Given task =>
Print all entries word for word.

Extracted records =>
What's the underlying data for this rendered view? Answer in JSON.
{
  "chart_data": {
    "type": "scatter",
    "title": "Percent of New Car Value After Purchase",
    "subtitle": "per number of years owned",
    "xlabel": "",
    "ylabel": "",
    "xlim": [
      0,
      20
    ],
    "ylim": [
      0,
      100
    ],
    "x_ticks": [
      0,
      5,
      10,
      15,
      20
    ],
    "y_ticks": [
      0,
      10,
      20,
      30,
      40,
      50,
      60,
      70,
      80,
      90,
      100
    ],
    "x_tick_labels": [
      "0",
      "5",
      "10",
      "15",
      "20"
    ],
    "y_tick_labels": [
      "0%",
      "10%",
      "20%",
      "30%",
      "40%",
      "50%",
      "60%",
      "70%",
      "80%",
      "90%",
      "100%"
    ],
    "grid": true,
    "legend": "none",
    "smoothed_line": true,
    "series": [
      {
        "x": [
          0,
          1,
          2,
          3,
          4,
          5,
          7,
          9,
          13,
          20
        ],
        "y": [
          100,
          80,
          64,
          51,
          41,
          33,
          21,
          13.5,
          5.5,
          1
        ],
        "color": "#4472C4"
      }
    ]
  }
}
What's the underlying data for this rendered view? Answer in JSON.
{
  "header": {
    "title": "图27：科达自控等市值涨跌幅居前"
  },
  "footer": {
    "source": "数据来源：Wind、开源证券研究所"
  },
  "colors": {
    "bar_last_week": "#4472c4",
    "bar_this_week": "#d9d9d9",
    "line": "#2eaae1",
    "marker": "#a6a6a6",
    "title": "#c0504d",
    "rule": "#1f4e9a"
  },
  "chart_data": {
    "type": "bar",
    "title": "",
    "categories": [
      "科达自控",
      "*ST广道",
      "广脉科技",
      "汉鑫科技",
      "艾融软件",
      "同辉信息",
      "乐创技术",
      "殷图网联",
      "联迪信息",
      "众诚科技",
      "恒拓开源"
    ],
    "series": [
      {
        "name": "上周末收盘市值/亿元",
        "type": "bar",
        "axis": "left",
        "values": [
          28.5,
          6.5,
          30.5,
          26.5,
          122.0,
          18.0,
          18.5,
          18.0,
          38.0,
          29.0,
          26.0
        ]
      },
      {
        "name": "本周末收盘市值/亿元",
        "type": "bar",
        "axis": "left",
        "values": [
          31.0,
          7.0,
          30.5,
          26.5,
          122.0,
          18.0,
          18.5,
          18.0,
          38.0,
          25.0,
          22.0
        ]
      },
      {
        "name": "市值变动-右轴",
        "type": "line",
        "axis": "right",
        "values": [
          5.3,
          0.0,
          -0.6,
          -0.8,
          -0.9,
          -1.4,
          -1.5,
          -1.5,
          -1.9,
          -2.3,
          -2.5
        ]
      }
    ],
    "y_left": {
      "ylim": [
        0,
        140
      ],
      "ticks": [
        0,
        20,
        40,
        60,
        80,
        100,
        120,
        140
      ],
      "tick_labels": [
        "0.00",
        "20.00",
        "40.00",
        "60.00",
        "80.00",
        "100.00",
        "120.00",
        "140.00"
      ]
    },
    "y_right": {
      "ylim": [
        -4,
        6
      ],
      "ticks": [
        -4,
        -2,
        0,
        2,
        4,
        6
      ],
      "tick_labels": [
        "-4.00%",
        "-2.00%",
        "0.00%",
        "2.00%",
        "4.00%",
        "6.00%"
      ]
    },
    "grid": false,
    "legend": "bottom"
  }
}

Solution to this problem =>
What's the underlying data for this rendered view? Answer in JSON.
{
  "chart_data": {
    "type": "scatter",
    "title": "Percent of New Car Value After Purchase",
    "subtitle": "per number of years owned",
    "xlabel": "",
    "ylabel": "",
    "xlim": [
      0,
      20
    ],
    "ylim": [
      0,
      100
    ],
    "x_ticks": [
      0,
      5,
      10,
      15,
      20
    ],
    "y_ticks": [
      0,
      10,
      20,
      30,
      40,
      50,
      60,
      70,
      80,
      90,
      100
    ],
    "x_tick_labels": [
      "0",
      "5",
      "10",
      "15",
      "20"
    ],
    "y_tick_labels": [
      "0%",
      "10%",
      "20%",
      "30%",
      "40%",
      "50%",
      "60%",
      "70%",
      "80%",
      "90%",
      "100%"
    ],
    "grid": true,
    "legend": "none",
    "smoothed_line": true,
    "series": [
      {
        "x": [
          0,
          1,
          2,
          3,
          4,
          5,
          7,
          9,
          13,
          20
        ],
        "y": [
          100,
          80,
          64,
          51,
          41,
          33,
          21,
          13.5,
          5.5,
          1
        ],
        "color": "#4472C4"
      }
    ]
  }
}
What's the underlying data for this rendered view? Answer in JSON.
{
  "header": {
    "title": "图27：科达自控等市值涨跌幅居前"
  },
  "footer": {
    "source": "数据来源：Wind、开源证券研究所"
  },
  "colors": {
    "bar_last_week": "#4472c4",
    "bar_this_week": "#d9d9d9",
    "line": "#2eaae1",
    "marker": "#a6a6a6",
    "title": "#c0504d",
    "rule": "#1f4e9a"
  },
  "chart_data": {
    "type": "bar",
    "title": "",
    "categories": [
      "科达自控",
      "*ST广道",
      "广脉科技",
      "汉鑫科技",
      "艾融软件",
      "同辉信息",
      "乐创技术",
      "殷图网联",
      "联迪信息",
      "众诚科技",
      "恒拓开源"
    ],
    "series": [
      {
        "name": "上周末收盘市值/亿元",
        "type": "bar",
        "axis": "left",
        "values": [
          28.5,
          6.5,
          30.5,
          26.5,
          122.0,
          18.0,
          18.5,
          18.0,
          38.0,
          29.0,
          26.0
        ]
      },
      {
        "name": "本周末收盘市值/亿元",
        "type": "bar",
        "axis": "left",
        "values": [
          31.0,
          7.0,
          30.5,
          26.5,
          122.0,
          18.0,
          18.5,
          18.0,
          38.0,
          25.0,
          22.0
        ]
      },
      {
        "name": "市值变动-右轴",
        "type": "line",
        "axis": "right",
        "values": [
          5.3,
          0.0,
          -0.6,
          -0.8,
          -0.9,
          -1.4,
          -1.5,
          -1.5,
          -1.9,
          -2.3,
          -2.5
        ]
      }
    ],
    "y_left": {
      "ylim": [
        0,
        140
      ],
      "ticks": [
        0,
        20,
        40,
        60,
        80,
        100,
        120,
        140
      ],
      "tick_labels": [
        "0.00",
        "20.00",
        "40.00",
        "60.00",
        "80.00",
        "100.00",
        "120.00",
        "140.00"
      ]
    },
    "y_right": {
      "ylim": [
        -4,
        6
      ],
      "ticks": [
        -4,
        -2,
        0,
        2,
        4,
        6
      ],
      "tick_labels": [
        "-4.00%",
        "-2.00%",
        "0.00%",
        "2.00%",
        "4.00%",
        "6.00%"
      ]
    },
    "grid": false,
    "legend": "bottom"
  }
}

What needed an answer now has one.